### TASK STATEMENT:
Pull out every line with the word "стороны".

-- start of DATA LINES --

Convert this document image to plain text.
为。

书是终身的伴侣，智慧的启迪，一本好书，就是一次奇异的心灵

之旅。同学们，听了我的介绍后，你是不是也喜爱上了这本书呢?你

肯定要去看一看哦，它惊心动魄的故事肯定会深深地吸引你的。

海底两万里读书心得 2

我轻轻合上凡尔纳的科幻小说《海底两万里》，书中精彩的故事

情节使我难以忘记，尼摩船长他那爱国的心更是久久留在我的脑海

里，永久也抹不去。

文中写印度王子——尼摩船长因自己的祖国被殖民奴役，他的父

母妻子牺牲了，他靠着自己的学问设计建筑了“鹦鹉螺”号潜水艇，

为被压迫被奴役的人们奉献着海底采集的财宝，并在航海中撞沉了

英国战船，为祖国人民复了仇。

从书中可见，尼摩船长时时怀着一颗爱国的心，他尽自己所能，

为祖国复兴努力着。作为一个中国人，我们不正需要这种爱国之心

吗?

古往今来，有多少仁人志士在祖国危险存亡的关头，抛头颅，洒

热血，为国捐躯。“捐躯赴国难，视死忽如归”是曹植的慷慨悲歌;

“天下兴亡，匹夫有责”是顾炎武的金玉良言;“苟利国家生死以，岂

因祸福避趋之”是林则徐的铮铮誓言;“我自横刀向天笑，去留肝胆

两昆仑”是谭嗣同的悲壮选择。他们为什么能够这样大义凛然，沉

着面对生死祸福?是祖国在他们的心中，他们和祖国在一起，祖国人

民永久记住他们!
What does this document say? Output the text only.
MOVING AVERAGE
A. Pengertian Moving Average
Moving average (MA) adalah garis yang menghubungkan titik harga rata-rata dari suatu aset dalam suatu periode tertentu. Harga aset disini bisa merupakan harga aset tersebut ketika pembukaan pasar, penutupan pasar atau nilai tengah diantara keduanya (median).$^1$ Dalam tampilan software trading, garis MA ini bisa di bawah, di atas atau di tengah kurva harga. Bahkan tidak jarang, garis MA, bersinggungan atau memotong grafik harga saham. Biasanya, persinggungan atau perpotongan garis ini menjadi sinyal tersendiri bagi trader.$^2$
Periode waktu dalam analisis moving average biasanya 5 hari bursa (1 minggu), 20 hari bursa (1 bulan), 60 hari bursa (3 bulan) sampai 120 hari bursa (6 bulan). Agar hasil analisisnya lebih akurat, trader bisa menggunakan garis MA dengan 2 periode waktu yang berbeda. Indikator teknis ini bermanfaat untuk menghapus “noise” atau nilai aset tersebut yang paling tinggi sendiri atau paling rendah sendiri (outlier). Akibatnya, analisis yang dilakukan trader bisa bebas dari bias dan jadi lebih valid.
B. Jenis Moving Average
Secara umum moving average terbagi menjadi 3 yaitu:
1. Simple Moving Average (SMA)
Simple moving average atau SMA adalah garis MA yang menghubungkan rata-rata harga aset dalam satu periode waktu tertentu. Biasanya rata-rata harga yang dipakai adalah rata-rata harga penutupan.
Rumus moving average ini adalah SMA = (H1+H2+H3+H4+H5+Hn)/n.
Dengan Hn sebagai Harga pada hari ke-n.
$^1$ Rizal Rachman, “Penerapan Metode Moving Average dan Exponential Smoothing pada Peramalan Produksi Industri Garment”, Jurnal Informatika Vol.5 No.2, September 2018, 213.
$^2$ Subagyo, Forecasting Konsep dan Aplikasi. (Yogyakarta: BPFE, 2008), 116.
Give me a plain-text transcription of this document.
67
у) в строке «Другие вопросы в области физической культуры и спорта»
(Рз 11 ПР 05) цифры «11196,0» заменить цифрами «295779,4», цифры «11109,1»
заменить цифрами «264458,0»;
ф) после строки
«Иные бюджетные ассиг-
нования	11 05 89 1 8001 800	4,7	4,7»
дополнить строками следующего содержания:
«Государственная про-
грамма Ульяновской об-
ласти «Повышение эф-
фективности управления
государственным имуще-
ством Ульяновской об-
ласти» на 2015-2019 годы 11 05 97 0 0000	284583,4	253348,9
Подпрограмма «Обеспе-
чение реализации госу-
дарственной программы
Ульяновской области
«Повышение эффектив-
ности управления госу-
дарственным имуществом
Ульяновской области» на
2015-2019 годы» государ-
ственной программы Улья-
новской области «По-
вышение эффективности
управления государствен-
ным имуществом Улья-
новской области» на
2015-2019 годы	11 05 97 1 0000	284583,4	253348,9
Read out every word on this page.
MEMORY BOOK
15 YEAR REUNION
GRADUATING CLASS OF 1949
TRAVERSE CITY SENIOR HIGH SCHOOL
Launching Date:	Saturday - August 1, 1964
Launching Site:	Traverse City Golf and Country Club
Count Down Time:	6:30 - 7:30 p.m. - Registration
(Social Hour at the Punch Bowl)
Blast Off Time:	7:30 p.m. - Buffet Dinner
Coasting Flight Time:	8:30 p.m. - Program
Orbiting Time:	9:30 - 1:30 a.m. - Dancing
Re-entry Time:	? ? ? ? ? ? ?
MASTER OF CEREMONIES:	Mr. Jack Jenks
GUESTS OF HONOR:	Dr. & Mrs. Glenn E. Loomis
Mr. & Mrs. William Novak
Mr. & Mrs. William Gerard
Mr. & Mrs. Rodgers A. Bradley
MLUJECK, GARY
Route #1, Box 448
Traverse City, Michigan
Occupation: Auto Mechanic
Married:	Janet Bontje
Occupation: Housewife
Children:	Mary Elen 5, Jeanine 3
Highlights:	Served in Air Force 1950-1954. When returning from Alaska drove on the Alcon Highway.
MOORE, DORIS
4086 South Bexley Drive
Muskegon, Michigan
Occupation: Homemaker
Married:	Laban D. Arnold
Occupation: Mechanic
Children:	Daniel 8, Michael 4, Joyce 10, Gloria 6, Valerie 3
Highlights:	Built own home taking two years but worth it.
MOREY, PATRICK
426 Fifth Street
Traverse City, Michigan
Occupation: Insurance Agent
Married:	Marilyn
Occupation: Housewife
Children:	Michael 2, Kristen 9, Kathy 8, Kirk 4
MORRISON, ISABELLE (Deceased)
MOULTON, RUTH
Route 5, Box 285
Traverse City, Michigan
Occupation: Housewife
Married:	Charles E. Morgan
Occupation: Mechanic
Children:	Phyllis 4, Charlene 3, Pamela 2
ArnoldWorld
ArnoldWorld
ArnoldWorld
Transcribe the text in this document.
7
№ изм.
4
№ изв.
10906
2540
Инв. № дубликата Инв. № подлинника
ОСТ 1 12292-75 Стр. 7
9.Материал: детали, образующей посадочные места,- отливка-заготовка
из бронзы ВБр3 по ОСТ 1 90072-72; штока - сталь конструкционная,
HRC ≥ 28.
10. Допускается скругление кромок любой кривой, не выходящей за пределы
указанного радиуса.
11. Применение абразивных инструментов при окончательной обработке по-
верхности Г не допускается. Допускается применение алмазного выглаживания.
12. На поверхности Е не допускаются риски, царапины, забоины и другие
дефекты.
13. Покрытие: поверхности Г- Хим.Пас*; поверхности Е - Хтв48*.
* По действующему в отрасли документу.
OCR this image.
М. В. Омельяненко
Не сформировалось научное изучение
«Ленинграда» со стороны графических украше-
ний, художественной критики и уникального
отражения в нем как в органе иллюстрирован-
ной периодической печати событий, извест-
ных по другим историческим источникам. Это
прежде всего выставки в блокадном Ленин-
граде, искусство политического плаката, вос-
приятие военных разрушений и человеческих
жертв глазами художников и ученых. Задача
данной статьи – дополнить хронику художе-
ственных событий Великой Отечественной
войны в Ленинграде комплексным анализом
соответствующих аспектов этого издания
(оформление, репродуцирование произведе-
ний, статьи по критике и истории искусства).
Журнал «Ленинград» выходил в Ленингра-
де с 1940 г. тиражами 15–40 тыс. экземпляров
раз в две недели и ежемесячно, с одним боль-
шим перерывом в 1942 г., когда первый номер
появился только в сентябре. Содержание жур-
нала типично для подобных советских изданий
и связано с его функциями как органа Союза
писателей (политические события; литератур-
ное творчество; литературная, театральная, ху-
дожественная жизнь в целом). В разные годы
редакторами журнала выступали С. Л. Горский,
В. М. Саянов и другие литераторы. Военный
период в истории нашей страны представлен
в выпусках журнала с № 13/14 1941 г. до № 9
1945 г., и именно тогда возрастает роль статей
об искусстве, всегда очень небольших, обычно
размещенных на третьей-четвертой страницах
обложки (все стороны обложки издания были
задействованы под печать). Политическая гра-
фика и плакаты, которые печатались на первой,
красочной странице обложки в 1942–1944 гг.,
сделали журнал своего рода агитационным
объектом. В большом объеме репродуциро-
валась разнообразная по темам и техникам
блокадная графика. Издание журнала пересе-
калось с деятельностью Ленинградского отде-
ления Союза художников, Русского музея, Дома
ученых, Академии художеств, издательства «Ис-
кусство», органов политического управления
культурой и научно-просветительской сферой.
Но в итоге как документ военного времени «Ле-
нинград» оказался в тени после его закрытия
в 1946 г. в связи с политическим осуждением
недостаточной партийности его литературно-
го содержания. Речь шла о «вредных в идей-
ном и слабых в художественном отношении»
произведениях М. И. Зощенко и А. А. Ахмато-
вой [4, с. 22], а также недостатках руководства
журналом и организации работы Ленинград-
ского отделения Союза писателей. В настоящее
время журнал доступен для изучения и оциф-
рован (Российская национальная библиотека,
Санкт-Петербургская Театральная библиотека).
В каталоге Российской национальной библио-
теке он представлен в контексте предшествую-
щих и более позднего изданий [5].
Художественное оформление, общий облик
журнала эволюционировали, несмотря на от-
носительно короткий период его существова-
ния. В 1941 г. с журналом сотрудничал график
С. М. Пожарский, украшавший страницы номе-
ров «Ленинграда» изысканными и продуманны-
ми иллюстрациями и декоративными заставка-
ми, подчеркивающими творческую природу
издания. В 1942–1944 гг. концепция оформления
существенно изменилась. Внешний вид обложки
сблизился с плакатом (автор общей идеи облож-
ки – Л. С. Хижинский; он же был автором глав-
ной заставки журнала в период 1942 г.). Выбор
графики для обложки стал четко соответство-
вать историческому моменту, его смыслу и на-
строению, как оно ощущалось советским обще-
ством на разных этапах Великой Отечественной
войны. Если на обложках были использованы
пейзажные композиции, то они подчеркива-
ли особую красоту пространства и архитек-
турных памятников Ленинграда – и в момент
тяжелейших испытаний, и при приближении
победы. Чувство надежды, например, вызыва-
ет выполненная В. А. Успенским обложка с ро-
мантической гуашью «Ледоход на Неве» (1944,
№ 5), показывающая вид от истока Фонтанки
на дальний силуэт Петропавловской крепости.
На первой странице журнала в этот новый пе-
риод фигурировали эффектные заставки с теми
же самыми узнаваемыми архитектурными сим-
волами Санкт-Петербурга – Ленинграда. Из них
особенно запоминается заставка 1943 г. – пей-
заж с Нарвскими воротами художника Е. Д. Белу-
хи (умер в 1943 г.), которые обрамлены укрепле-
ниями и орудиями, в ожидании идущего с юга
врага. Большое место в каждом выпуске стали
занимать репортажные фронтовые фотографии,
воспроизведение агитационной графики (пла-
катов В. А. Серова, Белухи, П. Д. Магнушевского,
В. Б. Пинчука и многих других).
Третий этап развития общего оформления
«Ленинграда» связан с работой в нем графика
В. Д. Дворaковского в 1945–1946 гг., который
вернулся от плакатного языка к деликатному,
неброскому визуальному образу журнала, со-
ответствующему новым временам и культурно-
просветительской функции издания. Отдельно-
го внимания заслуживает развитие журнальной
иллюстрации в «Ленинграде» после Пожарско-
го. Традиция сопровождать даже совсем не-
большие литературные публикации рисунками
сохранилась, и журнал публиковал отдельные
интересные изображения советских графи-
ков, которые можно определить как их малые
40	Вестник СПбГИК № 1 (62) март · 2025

-- end of DATA LINES --

### RESPONSE TO THIS TASK:
«Ленинграда» со стороны графических украше-
обложки (все стороны обложки издания были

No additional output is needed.